### Set task
Quote the whole listing exactly. Leave the pictures out of your copy.

### Information given
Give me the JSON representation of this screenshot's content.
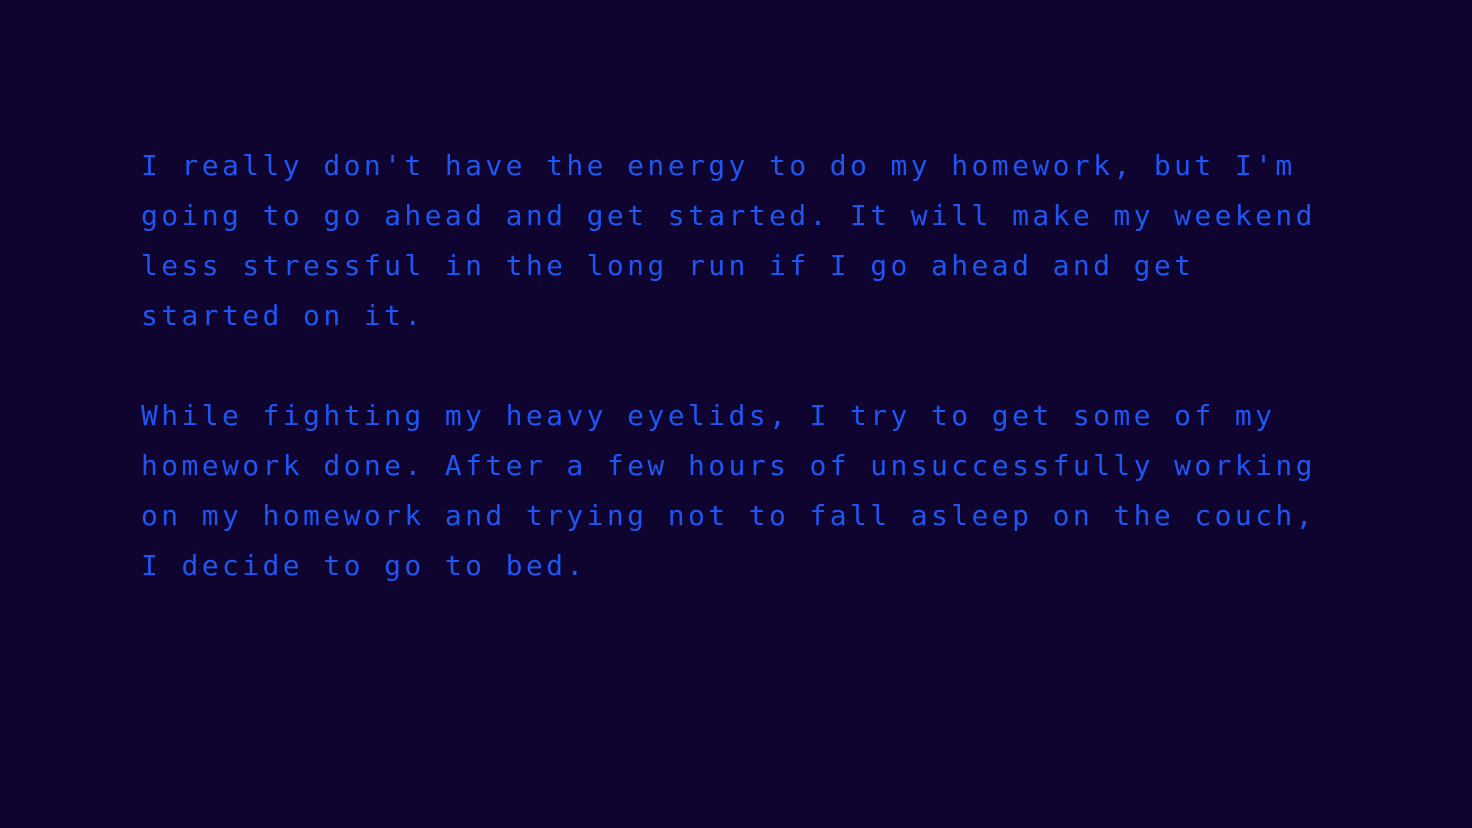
{
  "colors": {
    "background": "#0f0330",
    "text": "#1f55f0"
  },
  "story": {
    "paragraphs": [
      {
        "lines": [
          "I really don't have the energy to do my homework, but I'm",
          "going to go ahead and get started. It will make my weekend",
          "less stressful in the long run if I go ahead and get",
          "started on it."
        ]
      },
      {
        "lines": [
          "While fighting my heavy eyelids, I try to get some of my",
          "homework done. After a few hours of unsuccessfully working",
          "on my homework and trying not to fall asleep on the couch,",
          "I decide to go to bed."
        ]
      }
    ]
  }
}
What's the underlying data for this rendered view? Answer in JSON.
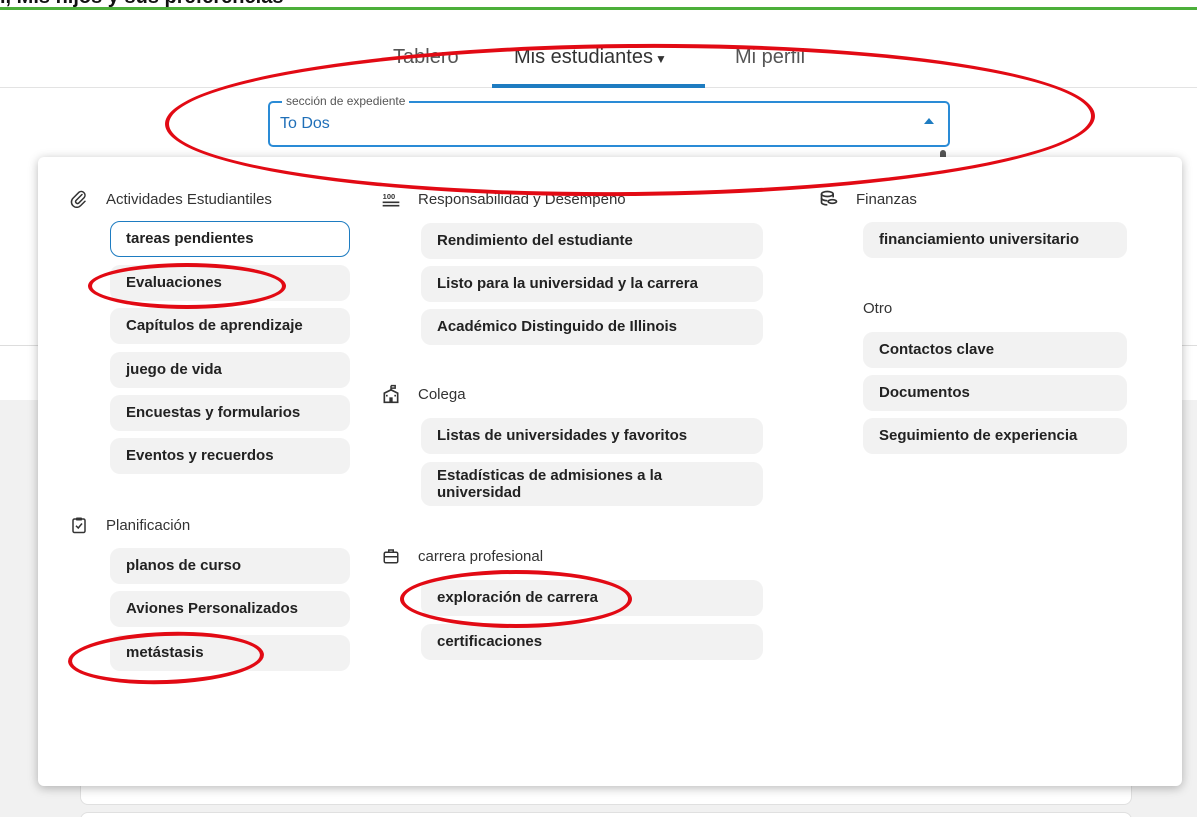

### Result
Give me the JSON representation of this screenshot's content.
{
  "colors": {
    "background": "#0f0330",
    "text": "#1f55f0"
  },
  "story": {
    "paragraphs": [
      {
        "lines": [
          "I really don't have the energy to do my homework, but I'm",
          "going to go ahead and get started. It will make my weekend",
          "less stressful in the long run if I go ahead and get",
          "started on it."
        ]
      },
      {
        "lines": [
          "While fighting my heavy eyelids, I try to get some of my",
          "homework done. After a few hours of unsuccessfully working",
          "on my homework and trying not to fall asleep on the couch,",
          "I decide to go to bed."
        ]
      }
    ]
  }
}
What's the underlying data for this rendered view? Answer in JSON.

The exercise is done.